DATASET ENTRIES:

*** Begin section ***

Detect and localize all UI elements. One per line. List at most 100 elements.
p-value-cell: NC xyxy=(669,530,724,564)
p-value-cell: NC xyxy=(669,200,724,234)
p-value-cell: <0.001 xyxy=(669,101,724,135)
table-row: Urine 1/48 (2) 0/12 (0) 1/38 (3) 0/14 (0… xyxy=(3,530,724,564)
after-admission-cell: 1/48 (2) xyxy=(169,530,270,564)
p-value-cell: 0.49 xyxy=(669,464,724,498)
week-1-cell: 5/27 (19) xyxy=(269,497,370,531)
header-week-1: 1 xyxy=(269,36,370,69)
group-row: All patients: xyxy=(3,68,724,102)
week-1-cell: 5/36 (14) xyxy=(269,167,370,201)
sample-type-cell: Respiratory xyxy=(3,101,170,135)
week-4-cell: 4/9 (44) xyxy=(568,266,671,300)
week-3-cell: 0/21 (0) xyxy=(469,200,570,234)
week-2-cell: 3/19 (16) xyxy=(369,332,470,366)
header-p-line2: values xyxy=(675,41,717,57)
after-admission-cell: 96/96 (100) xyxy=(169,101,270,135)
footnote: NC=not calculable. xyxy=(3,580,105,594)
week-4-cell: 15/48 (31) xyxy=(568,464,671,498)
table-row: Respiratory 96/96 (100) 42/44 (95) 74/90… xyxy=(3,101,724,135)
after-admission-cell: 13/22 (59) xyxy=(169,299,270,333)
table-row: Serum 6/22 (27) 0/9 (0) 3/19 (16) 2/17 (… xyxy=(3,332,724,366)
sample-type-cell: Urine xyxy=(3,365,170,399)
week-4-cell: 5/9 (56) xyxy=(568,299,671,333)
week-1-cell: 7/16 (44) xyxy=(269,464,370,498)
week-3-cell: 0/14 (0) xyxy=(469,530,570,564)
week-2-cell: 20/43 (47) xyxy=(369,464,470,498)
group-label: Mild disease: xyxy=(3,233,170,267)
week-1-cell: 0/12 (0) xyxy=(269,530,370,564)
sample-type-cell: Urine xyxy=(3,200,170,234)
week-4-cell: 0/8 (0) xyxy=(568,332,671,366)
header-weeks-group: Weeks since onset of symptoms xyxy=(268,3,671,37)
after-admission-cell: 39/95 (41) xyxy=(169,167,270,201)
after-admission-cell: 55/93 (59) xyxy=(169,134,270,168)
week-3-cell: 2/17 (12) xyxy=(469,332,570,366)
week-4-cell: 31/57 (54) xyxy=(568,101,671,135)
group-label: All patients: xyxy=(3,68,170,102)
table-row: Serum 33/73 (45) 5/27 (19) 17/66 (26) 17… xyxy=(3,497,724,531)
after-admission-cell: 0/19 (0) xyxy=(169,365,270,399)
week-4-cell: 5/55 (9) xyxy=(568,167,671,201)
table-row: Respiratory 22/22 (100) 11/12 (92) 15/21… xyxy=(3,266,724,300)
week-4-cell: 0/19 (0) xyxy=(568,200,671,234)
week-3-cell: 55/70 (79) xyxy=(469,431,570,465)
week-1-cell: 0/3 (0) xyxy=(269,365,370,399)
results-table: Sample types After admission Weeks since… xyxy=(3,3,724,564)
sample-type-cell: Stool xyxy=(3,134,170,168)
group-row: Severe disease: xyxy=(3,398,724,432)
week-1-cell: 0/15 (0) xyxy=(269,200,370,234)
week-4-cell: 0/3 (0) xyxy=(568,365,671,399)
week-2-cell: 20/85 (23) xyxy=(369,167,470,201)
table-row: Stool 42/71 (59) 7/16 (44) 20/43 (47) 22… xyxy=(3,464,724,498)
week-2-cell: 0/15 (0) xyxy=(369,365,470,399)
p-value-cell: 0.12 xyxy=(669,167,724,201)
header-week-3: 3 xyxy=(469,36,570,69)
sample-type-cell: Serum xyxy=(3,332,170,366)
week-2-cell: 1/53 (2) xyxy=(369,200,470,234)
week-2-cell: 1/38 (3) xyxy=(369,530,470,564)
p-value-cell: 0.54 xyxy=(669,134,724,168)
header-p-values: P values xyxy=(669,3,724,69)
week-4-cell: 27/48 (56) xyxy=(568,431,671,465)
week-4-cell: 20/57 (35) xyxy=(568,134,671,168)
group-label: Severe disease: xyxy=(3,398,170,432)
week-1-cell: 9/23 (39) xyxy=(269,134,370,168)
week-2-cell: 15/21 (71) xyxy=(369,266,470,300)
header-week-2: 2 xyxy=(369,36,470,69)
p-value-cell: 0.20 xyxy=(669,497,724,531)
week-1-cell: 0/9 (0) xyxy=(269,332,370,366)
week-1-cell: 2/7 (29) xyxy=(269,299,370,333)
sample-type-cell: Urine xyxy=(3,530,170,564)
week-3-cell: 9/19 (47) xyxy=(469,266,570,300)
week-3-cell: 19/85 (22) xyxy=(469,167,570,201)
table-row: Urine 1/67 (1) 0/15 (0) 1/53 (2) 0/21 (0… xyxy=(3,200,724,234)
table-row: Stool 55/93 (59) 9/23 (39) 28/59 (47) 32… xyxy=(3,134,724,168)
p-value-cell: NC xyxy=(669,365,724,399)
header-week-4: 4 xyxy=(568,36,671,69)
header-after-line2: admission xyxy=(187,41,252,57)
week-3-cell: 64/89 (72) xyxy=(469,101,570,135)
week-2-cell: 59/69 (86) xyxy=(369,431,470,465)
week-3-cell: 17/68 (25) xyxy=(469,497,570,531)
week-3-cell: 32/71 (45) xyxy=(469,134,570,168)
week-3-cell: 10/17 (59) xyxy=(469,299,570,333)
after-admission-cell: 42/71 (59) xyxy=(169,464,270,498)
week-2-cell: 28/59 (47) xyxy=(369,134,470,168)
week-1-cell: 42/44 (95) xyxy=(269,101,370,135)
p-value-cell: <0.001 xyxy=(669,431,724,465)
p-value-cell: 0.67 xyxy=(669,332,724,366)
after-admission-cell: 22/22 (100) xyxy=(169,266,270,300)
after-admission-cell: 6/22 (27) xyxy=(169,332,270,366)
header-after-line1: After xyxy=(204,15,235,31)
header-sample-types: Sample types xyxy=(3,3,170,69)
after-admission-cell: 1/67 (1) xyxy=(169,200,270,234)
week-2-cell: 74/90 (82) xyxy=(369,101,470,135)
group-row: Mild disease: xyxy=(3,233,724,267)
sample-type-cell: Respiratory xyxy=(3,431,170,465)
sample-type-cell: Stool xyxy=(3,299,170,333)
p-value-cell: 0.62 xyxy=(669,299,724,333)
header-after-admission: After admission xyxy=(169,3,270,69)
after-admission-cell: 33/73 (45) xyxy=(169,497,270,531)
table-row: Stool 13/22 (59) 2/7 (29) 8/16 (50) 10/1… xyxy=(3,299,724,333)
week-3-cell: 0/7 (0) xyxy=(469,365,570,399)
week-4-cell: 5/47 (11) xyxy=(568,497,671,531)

*** End section ***

AIM OF THE TASK:
Write the complete data out, exactly as above.

PROBLEM SOLUTION:
Detect and localize all UI elements. One per line. List at most 100 elements.
p-value-cell: NC xyxy=(669,530,724,564)
p-value-cell: NC xyxy=(669,200,724,234)
p-value-cell: <0.001 xyxy=(669,101,724,135)
table-row: Urine 1/48 (2) 0/12 (0) 1/38 (3) 0/14 (0… xyxy=(3,530,724,564)
after-admission-cell: 1/48 (2) xyxy=(169,530,270,564)
p-value-cell: 0.49 xyxy=(669,464,724,498)
week-1-cell: 5/27 (19) xyxy=(269,497,370,531)
header-week-1: 1 xyxy=(269,36,370,69)
group-row: All patients: xyxy=(3,68,724,102)
week-1-cell: 5/36 (14) xyxy=(269,167,370,201)
sample-type-cell: Respiratory xyxy=(3,101,170,135)
week-4-cell: 4/9 (44) xyxy=(568,266,671,300)
week-3-cell: 0/21 (0) xyxy=(469,200,570,234)
week-2-cell: 3/19 (16) xyxy=(369,332,470,366)
header-p-line2: values xyxy=(675,41,717,57)
after-admission-cell: 96/96 (100) xyxy=(169,101,270,135)
footnote: NC=not calculable. xyxy=(3,580,105,594)
week-4-cell: 15/48 (31) xyxy=(568,464,671,498)
table-row: Respiratory 96/96 (100) 42/44 (95) 74/90… xyxy=(3,101,724,135)
after-admission-cell: 13/22 (59) xyxy=(169,299,270,333)
table-row: Serum 6/22 (27) 0/9 (0) 3/19 (16) 2/17 (… xyxy=(3,332,724,366)
sample-type-cell: Urine xyxy=(3,365,170,399)
week-4-cell: 5/9 (56) xyxy=(568,299,671,333)
week-1-cell: 7/16 (44) xyxy=(269,464,370,498)
week-3-cell: 0/14 (0) xyxy=(469,530,570,564)
week-2-cell: 20/43 (47) xyxy=(369,464,470,498)
group-label: Mild disease: xyxy=(3,233,170,267)
week-1-cell: 0/12 (0) xyxy=(269,530,370,564)
sample-type-cell: Urine xyxy=(3,200,170,234)
week-4-cell: 0/8 (0) xyxy=(568,332,671,366)
header-weeks-group: Weeks since onset of symptoms xyxy=(268,3,671,37)
after-admission-cell: 39/95 (41) xyxy=(169,167,270,201)
after-admission-cell: 55/93 (59) xyxy=(169,134,270,168)
week-3-cell: 2/17 (12) xyxy=(469,332,570,366)
week-4-cell: 31/57 (54) xyxy=(568,101,671,135)
group-label: All patients: xyxy=(3,68,170,102)
table-row: Serum 33/73 (45) 5/27 (19) 17/66 (26) 17… xyxy=(3,497,724,531)
after-admission-cell: 0/19 (0) xyxy=(169,365,270,399)
week-4-cell: 5/55 (9) xyxy=(568,167,671,201)
table-row: Respiratory 22/22 (100) 11/12 (92) 15/21… xyxy=(3,266,724,300)
week-4-cell: 0/19 (0) xyxy=(568,200,671,234)
week-3-cell: 55/70 (79) xyxy=(469,431,570,465)
week-1-cell: 0/3 (0) xyxy=(269,365,370,399)
results-table: Sample types After admission Weeks since… xyxy=(3,3,724,564)
sample-type-cell: Stool xyxy=(3,134,170,168)
group-row: Severe disease: xyxy=(3,398,724,432)
week-1-cell: 0/15 (0) xyxy=(269,200,370,234)
week-4-cell: 0/3 (0) xyxy=(568,365,671,399)
week-2-cell: 20/85 (23) xyxy=(369,167,470,201)
table-row: Stool 42/71 (59) 7/16 (44) 20/43 (47) 22… xyxy=(3,464,724,498)
week-2-cell: 0/15 (0) xyxy=(369,365,470,399)
p-value-cell: 0.12 xyxy=(669,167,724,201)
header-week-3: 3 xyxy=(469,36,570,69)
sample-type-cell: Serum xyxy=(3,332,170,366)
week-2-cell: 1/53 (2) xyxy=(369,200,470,234)
week-2-cell: 1/38 (3) xyxy=(369,530,470,564)
p-value-cell: 0.54 xyxy=(669,134,724,168)
header-p-values: P values xyxy=(669,3,724,69)
week-4-cell: 27/48 (56) xyxy=(568,431,671,465)
week-4-cell: 20/57 (35) xyxy=(568,134,671,168)
group-label: Severe disease: xyxy=(3,398,170,432)
week-1-cell: 9/23 (39) xyxy=(269,134,370,168)
week-2-cell: 15/21 (71) xyxy=(369,266,470,300)
header-week-2: 2 xyxy=(369,36,470,69)
p-value-cell: 0.20 xyxy=(669,497,724,531)
week-1-cell: 0/9 (0) xyxy=(269,332,370,366)
week-1-cell: 2/7 (29) xyxy=(269,299,370,333)
sample-type-cell: Urine xyxy=(3,530,170,564)
week-3-cell: 9/19 (47) xyxy=(469,266,570,300)
week-3-cell: 19/85 (22) xyxy=(469,167,570,201)
table-row: Urine 1/67 (1) 0/15 (0) 1/53 (2) 0/21 (0… xyxy=(3,200,724,234)
table-row: Stool 55/93 (59) 9/23 (39) 28/59 (47) 32… xyxy=(3,134,724,168)
p-value-cell: NC xyxy=(669,365,724,399)
header-week-4: 4 xyxy=(568,36,671,69)
header-after-line2: admission xyxy=(187,41,252,57)
week-3-cell: 64/89 (72) xyxy=(469,101,570,135)
week-2-cell: 59/69 (86) xyxy=(369,431,470,465)
week-3-cell: 17/68 (25) xyxy=(469,497,570,531)
week-3-cell: 32/71 (45) xyxy=(469,134,570,168)
week-3-cell: 10/17 (59) xyxy=(469,299,570,333)
after-admission-cell: 42/71 (59) xyxy=(169,464,270,498)
week-2-cell: 28/59 (47) xyxy=(369,134,470,168)
week-1-cell: 42/44 (95) xyxy=(269,101,370,135)
p-value-cell: <0.001 xyxy=(669,431,724,465)
p-value-cell: 0.67 xyxy=(669,332,724,366)
after-admission-cell: 22/22 (100) xyxy=(169,266,270,300)
after-admission-cell: 6/22 (27) xyxy=(169,332,270,366)
header-after-line1: After xyxy=(204,15,235,31)
header-sample-types: Sample types xyxy=(3,3,170,69)
after-admission-cell: 1/67 (1) xyxy=(169,200,270,234)
week-2-cell: 74/90 (82) xyxy=(369,101,470,135)
group-row: Mild disease: xyxy=(3,233,724,267)
sample-type-cell: Respiratory xyxy=(3,431,170,465)
sample-type-cell: Stool xyxy=(3,299,170,333)
p-value-cell: 0.62 xyxy=(669,299,724,333)
header-after-admission: After admission xyxy=(169,3,270,69)
after-admission-cell: 33/73 (45) xyxy=(169,497,270,531)
table-row: Stool 13/22 (59) 2/7 (29) 8/16 (50) 10/1… xyxy=(3,299,724,333)
week-3-cell: 0/7 (0) xyxy=(469,365,570,399)
week-4-cell: 5/47 (11) xyxy=(568,497,671,531)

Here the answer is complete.